> **Records shown**
════════
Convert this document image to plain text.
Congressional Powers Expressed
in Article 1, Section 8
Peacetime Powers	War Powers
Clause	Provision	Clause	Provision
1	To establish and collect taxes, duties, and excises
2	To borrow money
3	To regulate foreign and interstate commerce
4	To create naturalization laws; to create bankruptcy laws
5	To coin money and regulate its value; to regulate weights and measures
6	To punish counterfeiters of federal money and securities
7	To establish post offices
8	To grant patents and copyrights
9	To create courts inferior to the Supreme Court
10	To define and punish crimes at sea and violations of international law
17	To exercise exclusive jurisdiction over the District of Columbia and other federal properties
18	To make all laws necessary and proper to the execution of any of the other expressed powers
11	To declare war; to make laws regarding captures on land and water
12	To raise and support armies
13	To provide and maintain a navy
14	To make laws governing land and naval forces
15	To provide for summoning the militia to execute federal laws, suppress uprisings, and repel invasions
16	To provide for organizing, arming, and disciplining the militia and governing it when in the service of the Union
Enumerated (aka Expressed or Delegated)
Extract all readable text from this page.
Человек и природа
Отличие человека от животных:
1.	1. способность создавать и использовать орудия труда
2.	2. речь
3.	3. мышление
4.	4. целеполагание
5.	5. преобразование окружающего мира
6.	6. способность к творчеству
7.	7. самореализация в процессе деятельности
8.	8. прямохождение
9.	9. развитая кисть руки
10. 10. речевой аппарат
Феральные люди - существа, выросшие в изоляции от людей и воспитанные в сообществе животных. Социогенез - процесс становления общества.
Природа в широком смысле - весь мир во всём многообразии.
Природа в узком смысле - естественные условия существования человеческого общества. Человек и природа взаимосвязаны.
════════
> **Instructions for the task**
Please reproduce the entire listing, exactly as shown.

> **Completed task**
Convert this document image to plain text.
Congressional Powers Expressed
in Article 1, Section 8
Peacetime Powers	War Powers
Clause	Provision	Clause	Provision
1	To establish and collect taxes, duties, and excises
2	To borrow money
3	To regulate foreign and interstate commerce
4	To create naturalization laws; to create bankruptcy laws
5	To coin money and regulate its value; to regulate weights and measures
6	To punish counterfeiters of federal money and securities
7	To establish post offices
8	To grant patents and copyrights
9	To create courts inferior to the Supreme Court
10	To define and punish crimes at sea and violations of international law
17	To exercise exclusive jurisdiction over the District of Columbia and other federal properties
18	To make all laws necessary and proper to the execution of any of the other expressed powers
11	To declare war; to make laws regarding captures on land and water
12	To raise and support armies
13	To provide and maintain a navy
14	To make laws governing land and naval forces
15	To provide for summoning the militia to execute federal laws, suppress uprisings, and repel invasions
16	To provide for organizing, arming, and disciplining the militia and governing it when in the service of the Union
Enumerated (aka Expressed or Delegated)
Extract all readable text from this page.
Человек и природа
Отличие человека от животных:
1.	1. способность создавать и использовать орудия труда
2.	2. речь
3.	3. мышление
4.	4. целеполагание
5.	5. преобразование окружающего мира
6.	6. способность к творчеству
7.	7. самореализация в процессе деятельности
8.	8. прямохождение
9.	9. развитая кисть руки
10. 10. речевой аппарат
Феральные люди - существа, выросшие в изоляции от людей и воспитанные в сообществе животных. Социогенез - процесс становления общества.
Природа в широком смысле - весь мир во всём многообразии.
Природа в узком смысле - естественные условия существования человеческого общества. Человек и природа взаимосвязаны.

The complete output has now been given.